• _TASK BRIEF_: Print every entry exactly as written.

• _THE RECORDS_:
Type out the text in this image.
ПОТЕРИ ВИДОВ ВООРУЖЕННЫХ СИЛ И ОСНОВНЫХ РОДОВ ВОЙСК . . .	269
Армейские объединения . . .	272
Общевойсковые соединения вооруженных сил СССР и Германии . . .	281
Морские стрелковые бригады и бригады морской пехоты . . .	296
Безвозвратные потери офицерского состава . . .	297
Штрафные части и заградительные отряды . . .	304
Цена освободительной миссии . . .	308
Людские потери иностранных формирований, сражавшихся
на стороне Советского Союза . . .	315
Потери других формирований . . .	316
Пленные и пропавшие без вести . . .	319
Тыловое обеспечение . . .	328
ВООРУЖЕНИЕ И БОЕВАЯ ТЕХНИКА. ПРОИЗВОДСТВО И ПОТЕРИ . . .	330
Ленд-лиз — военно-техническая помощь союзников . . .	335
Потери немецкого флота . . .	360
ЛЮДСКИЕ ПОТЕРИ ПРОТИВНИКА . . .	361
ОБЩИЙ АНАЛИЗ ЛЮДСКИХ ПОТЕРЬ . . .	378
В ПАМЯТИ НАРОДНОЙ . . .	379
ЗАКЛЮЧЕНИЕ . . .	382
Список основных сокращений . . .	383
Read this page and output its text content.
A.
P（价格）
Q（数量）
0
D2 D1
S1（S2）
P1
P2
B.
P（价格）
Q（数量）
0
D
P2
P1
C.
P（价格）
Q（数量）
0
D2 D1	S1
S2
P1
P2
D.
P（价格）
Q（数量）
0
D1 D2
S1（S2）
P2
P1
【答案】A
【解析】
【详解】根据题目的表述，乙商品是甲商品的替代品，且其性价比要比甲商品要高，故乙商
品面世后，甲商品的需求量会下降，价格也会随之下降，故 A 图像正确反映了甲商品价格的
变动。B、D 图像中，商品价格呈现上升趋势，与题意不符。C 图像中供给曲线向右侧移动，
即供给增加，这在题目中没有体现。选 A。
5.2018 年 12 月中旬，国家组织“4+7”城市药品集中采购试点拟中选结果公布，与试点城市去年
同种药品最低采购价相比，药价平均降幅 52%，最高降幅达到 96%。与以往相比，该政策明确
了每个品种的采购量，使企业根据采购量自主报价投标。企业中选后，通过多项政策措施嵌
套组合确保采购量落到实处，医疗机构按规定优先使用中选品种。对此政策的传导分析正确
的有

• _EXPECTED OUTPUT_:
Type out the text in this image.
ПОТЕРИ ВИДОВ ВООРУЖЕННЫХ СИЛ И ОСНОВНЫХ РОДОВ ВОЙСК . . .	269
Армейские объединения . . .	272
Общевойсковые соединения вооруженных сил СССР и Германии . . .	281
Морские стрелковые бригады и бригады морской пехоты . . .	296
Безвозвратные потери офицерского состава . . .	297
Штрафные части и заградительные отряды . . .	304
Цена освободительной миссии . . .	308
Людские потери иностранных формирований, сражавшихся
на стороне Советского Союза . . .	315
Потери других формирований . . .	316
Пленные и пропавшие без вести . . .	319
Тыловое обеспечение . . .	328
ВООРУЖЕНИЕ И БОЕВАЯ ТЕХНИКА. ПРОИЗВОДСТВО И ПОТЕРИ . . .	330
Ленд-лиз — военно-техническая помощь союзников . . .	335
Потери немецкого флота . . .	360
ЛЮДСКИЕ ПОТЕРИ ПРОТИВНИКА . . .	361
ОБЩИЙ АНАЛИЗ ЛЮДСКИХ ПОТЕРЬ . . .	378
В ПАМЯТИ НАРОДНОЙ . . .	379
ЗАКЛЮЧЕНИЕ . . .	382
Список основных сокращений . . .	383
Read this page and output its text content.
A.
P（价格）
Q（数量）
0
D2 D1
S1（S2）
P1
P2
B.
P（价格）
Q（数量）
0
D
P2
P1
C.
P（价格）
Q（数量）
0
D2 D1	S1
S2
P1
P2
D.
P（价格）
Q（数量）
0
D1 D2
S1（S2）
P2
P1
【答案】A
【解析】
【详解】根据题目的表述，乙商品是甲商品的替代品，且其性价比要比甲商品要高，故乙商
品面世后，甲商品的需求量会下降，价格也会随之下降，故 A 图像正确反映了甲商品价格的
变动。B、D 图像中，商品价格呈现上升趋势，与题意不符。C 图像中供给曲线向右侧移动，
即供给增加，这在题目中没有体现。选 A。
5.2018 年 12 月中旬，国家组织“4+7”城市药品集中采购试点拟中选结果公布，与试点城市去年
同种药品最低采购价相比，药价平均降幅 52%，最高降幅达到 96%。与以往相比，该政策明确
了每个品种的采购量，使企业根据采购量自主报价投标。企业中选后，通过多项政策措施嵌
套组合确保采购量落到实处，医疗机构按规定优先使用中选品种。对此政策的传导分析正确
的有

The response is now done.